> _GOAL OF THE EXERCISE_
Work out the number of lines with the word "trabajo" in the material below, then reply with that number only.

> _RECORDS SUPPLIED_
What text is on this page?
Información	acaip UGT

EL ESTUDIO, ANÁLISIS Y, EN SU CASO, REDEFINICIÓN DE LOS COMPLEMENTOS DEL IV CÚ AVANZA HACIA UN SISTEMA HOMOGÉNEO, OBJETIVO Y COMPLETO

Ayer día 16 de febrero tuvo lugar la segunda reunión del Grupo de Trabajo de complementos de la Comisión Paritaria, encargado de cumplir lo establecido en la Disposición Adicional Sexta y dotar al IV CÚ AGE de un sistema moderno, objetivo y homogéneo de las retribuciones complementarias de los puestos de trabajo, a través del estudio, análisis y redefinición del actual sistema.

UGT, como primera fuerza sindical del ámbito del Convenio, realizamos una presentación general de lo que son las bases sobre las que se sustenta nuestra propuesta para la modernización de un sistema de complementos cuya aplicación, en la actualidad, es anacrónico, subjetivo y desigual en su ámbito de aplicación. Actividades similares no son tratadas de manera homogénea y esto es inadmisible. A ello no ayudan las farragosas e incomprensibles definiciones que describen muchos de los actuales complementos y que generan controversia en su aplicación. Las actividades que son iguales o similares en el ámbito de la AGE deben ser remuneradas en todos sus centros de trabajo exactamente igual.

> _SOLUTION TO THIS PROBLEM_
2